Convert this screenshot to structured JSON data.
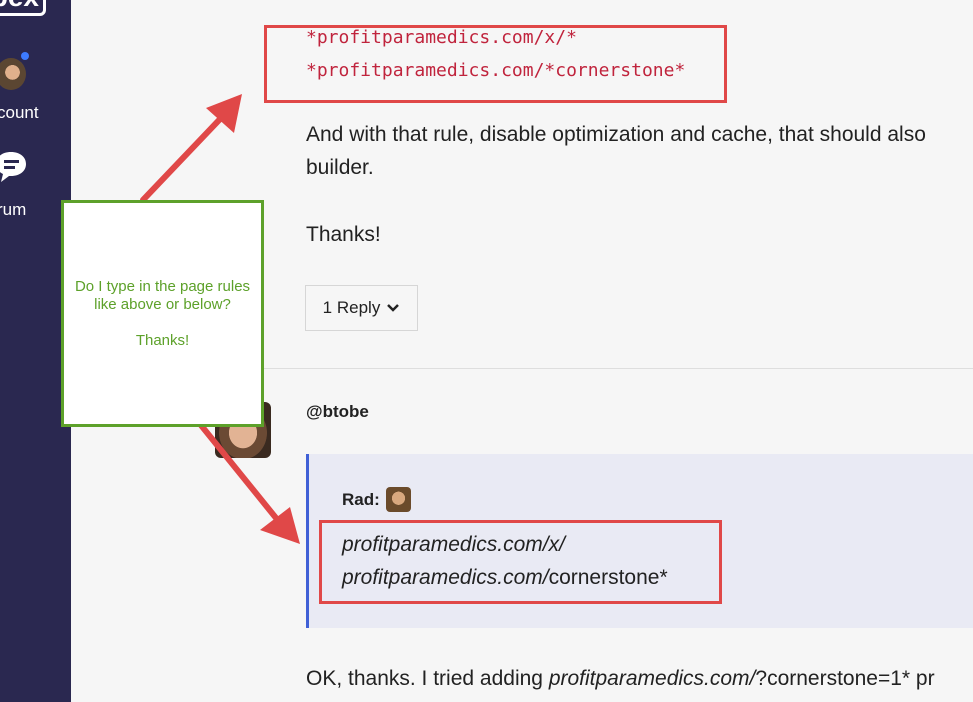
{
  "sidebar": {
    "logo_text": "bex",
    "items": [
      {
        "label": "count",
        "icon": "avatar"
      },
      {
        "label": "rum",
        "icon": "chat-bubble-icon"
      }
    ]
  },
  "post": {
    "code_lines": [
      "*profitparamedics.com/x/*",
      "*profitparamedics.com/*cornerstone*"
    ],
    "paragraph_lines": [
      "And with that rule, disable optimization and cache, that should also",
      "builder."
    ],
    "thanks": "Thanks!",
    "reply_button_label": "1 Reply"
  },
  "reply": {
    "username": "@btobe",
    "quote_author": "Rad:",
    "quote_line_1_italic": "profitparamedics.com/x/",
    "quote_line_2_italic": "profitparamedics.com/",
    "quote_line_2_regular": "cornerstone*",
    "body_prefix": "OK, thanks. I tried adding ",
    "body_italic": "profitparamedics.com/",
    "body_suffix": "?cornerstone=1* pr"
  },
  "annotation": {
    "line1": "Do I type in the page rules",
    "line2": "like above or below?",
    "line3": "Thanks!"
  },
  "colors": {
    "sidebar_bg": "#2a2850",
    "code_red": "#c0243d",
    "annotation_red": "#e04848",
    "note_green": "#5da12a",
    "quote_border": "#4060d6"
  }
}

> **AIM OF THE EXERCISE**: Write the material out again exactly as it appears, dropping the pictures.

> **SOLUTION**:
Convert this screenshot to structured JSON data.
{
  "sidebar": {
    "logo_text": "bex",
    "items": [
      {
        "label": "count",
        "icon": "avatar"
      },
      {
        "label": "rum",
        "icon": "chat-bubble-icon"
      }
    ]
  },
  "post": {
    "code_lines": [
      "*profitparamedics.com/x/*",
      "*profitparamedics.com/*cornerstone*"
    ],
    "paragraph_lines": [
      "And with that rule, disable optimization and cache, that should also",
      "builder."
    ],
    "thanks": "Thanks!",
    "reply_button_label": "1 Reply"
  },
  "reply": {
    "username": "@btobe",
    "quote_author": "Rad:",
    "quote_line_1_italic": "profitparamedics.com/x/",
    "quote_line_2_italic": "profitparamedics.com/",
    "quote_line_2_regular": "cornerstone*",
    "body_prefix": "OK, thanks. I tried adding ",
    "body_italic": "profitparamedics.com/",
    "body_suffix": "?cornerstone=1* pr"
  },
  "annotation": {
    "line1": "Do I type in the page rules",
    "line2": "like above or below?",
    "line3": "Thanks!"
  },
  "colors": {
    "sidebar_bg": "#2a2850",
    "code_red": "#c0243d",
    "annotation_red": "#e04848",
    "note_green": "#5da12a",
    "quote_border": "#4060d6"
  }
}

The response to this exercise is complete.